- _WRITTEN INSTRUCTION A_
Count the lines in the entries that contain the string "leader". Give only the number.
[BEGIN DOCUMENT EXTRACT]
Just a look at some past blogs recent blog-watchers might have missed.
One of the best things we did in my time as chief exec. of the Dartmoor Preservation Association, was to pay for the restoration of the gravestone of William Crossing, author of the classic Guide to Dartmoor and many other works about the Moor. Before we had the stone in Mary Tavy churchyard re-lettered, it was hard to read. It was a job well done.
Crossing’s Guide to Dartmoor was first published in 1909, and it remains the most detailed book about the Moor.
(Note that: The Moor, with a capital M. While you may be in the Lake District, or the Scottish Highlands, you are always on Dartmoor. If you are in Dartmoor, it means you’re banged up in the prison – I never have been. They haven’t caught me yet! Though I have several times found myself within its precincts.)
Back in the 1960s, it was hard to get a copy of the Guide, until in 1965 David and Charles did an admirable reprint, with an introduction by Brian Le Messurier. Brian wrote introductions for several other Crossing books.
As a teenager with a Dartmoor obsession, I devoured the guide. Brian was sensible not to try to update the guide. It didn’t need it, Dartmoor hadn’t changed that much in sixty years, despite being Britain’s most abused National Park, and, as Brian pointed out, the result wouldn’t have been Crossing’s guide.
[END DOCUMENT EXTRACT]
[BEGIN RECORD LIST]
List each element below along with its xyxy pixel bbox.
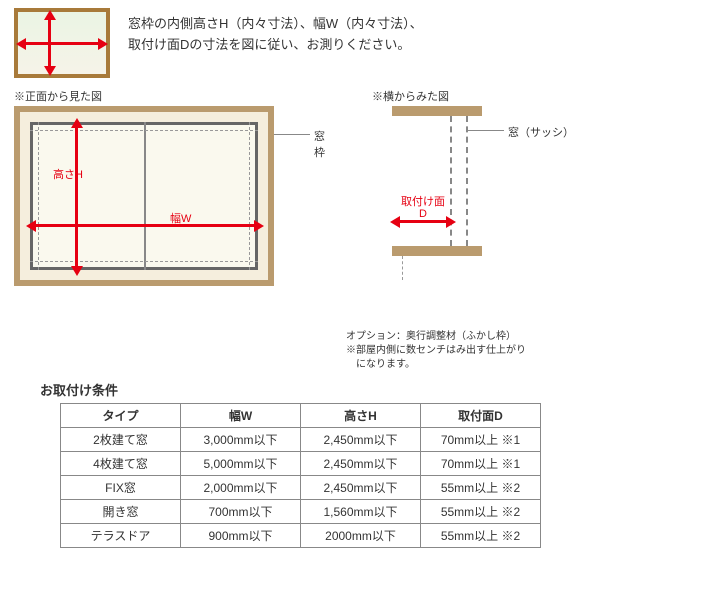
table-row: 開き窓700mm以下1,560mm以下55mm以上 ※2	[61, 500, 541, 524]
th-width: 幅W	[181, 404, 301, 428]
table-cell: テラスドア	[61, 524, 181, 548]
width-line	[34, 224, 256, 227]
table-cell: 4枚建て窓	[61, 452, 181, 476]
table-cell: 5,000mm以下	[181, 452, 301, 476]
table-cell: 70mm以上 ※1	[421, 452, 541, 476]
intro-text: 窓枠の内側高さH（内々寸法）、幅W（内々寸法）、 取付け面Dの寸法を図に従い、お…	[128, 8, 423, 78]
option-note: オプション：奥行調整材（ふかし枠） ※部屋内側に数センチはみ出す仕上がり になり…	[346, 330, 602, 372]
thumbnail-window	[14, 8, 110, 78]
side-dash	[466, 116, 468, 246]
label-sash: 窓（サッシ）	[508, 124, 574, 140]
table-cell: 900mm以下	[181, 524, 301, 548]
front-diagram: 高さH 幅W	[14, 106, 274, 286]
side-frame-bot	[392, 246, 482, 256]
arrow-left-icon	[390, 216, 400, 228]
arrow-up-icon	[44, 10, 56, 20]
table-row: 4枚建て窓5,000mm以下2,450mm以下70mm以上 ※1	[61, 452, 541, 476]
table-cell: 55mm以上 ※2	[421, 524, 541, 548]
table-title: お取付け条件	[40, 380, 720, 399]
front-mid-line	[144, 122, 146, 270]
leader-line	[468, 130, 504, 131]
option-l2: ※部屋内側に数センチはみ出す仕上がり	[346, 344, 602, 358]
table-cell: 開き窓	[61, 500, 181, 524]
table-cell: 2000mm以下	[301, 524, 421, 548]
label-height: 高さH	[53, 166, 83, 182]
table-cell: 2枚建て窓	[61, 428, 181, 452]
height-line	[75, 126, 78, 268]
th-depth: 取付面D	[421, 404, 541, 428]
intro-line2: 取付け面Dの寸法を図に従い、お測りください。	[128, 35, 423, 56]
table-cell: 2,000mm以下	[181, 476, 301, 500]
table-cell: 70mm以上 ※1	[421, 428, 541, 452]
arrow-right-icon	[254, 220, 264, 232]
th-height: 高さH	[301, 404, 421, 428]
table-cell: 700mm以下	[181, 500, 301, 524]
option-l3: になります。	[346, 358, 602, 372]
dash-line	[249, 122, 250, 270]
table-row: テラスドア900mm以下2000mm以下55mm以上 ※2	[61, 524, 541, 548]
intro-line1: 窓枠の内側高さH（内々寸法）、幅W（内々寸法）、	[128, 14, 423, 35]
label-depth: 取付け面 D	[400, 196, 446, 220]
label-width: 幅W	[170, 210, 191, 226]
arrow-down-icon	[44, 66, 56, 76]
arrow-left-icon	[16, 38, 26, 50]
leader-line	[274, 134, 310, 135]
dash-line	[30, 130, 258, 131]
thumb-h-arrow	[24, 42, 100, 45]
option-l1: オプション：奥行調整材（ふかし枠）	[346, 330, 602, 344]
dash-line	[30, 261, 258, 262]
front-caption: ※正面から見た図	[14, 88, 274, 104]
side-caption: ※横からみた図	[372, 88, 602, 104]
table-cell: FIX窓	[61, 476, 181, 500]
label-depth1: 取付け面	[401, 196, 445, 208]
table-cell: 2,450mm以下	[301, 476, 421, 500]
arrow-right-icon	[446, 216, 456, 228]
side-diagram: 取付け面 D 窓（サッシ）	[372, 106, 602, 306]
table-header-row: タイプ 幅W 高さH 取付面D	[61, 404, 541, 428]
table-cell: 1,560mm以下	[301, 500, 421, 524]
th-type: タイプ	[61, 404, 181, 428]
dash-line	[38, 122, 39, 270]
label-frame: 窓枠	[314, 128, 325, 160]
table-cell: 3,000mm以下	[181, 428, 301, 452]
side-frame-top	[392, 106, 482, 116]
table-cell: 2,450mm以下	[301, 452, 421, 476]
option-leader	[402, 256, 403, 280]
table-row: 2枚建て窓3,000mm以下2,450mm以下70mm以上 ※1	[61, 428, 541, 452]
table-cell: 55mm以上 ※2	[421, 500, 541, 524]
arrow-left-icon	[26, 220, 36, 232]
depth-line	[398, 220, 448, 223]
label-depth2: D	[419, 208, 427, 220]
conditions-table: タイプ 幅W 高さH 取付面D 2枚建て窓3,000mm以下2,450mm以下7…	[60, 403, 541, 548]
arrow-right-icon	[98, 38, 108, 50]
table-row: FIX窓2,000mm以下2,450mm以下55mm以上 ※2	[61, 476, 541, 500]
arrow-up-icon	[71, 118, 83, 128]
table-cell: 2,450mm以下	[301, 428, 421, 452]
table-cell: 55mm以上 ※2	[421, 476, 541, 500]
arrow-down-icon	[71, 266, 83, 276]
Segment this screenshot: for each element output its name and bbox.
[END RECORD LIST]
- _WRITTEN INSTRUCTION B_
For each statement, say whether the text on Crossing's Guide to Dartmoor supports it, answering yes or no and quoting the deciding words. (i) Crossing's Guide to Dartmoor was first published in 1909. (ii) The 1965 David and Charles reprint carried an introduction by William Crossing. (iii) Brian Le Messurier updated the guide for the reprint.

- _COMPLETE RESPONSE A_
3

- _COMPLETE RESPONSE B_
(i) Yes: "Crossing’s Guide to Dartmoor was first published in 1909"
(ii) No: "with an introduction by Brian Le Messurier"
(iii) No: "Brian was sensible not to try to update the guide."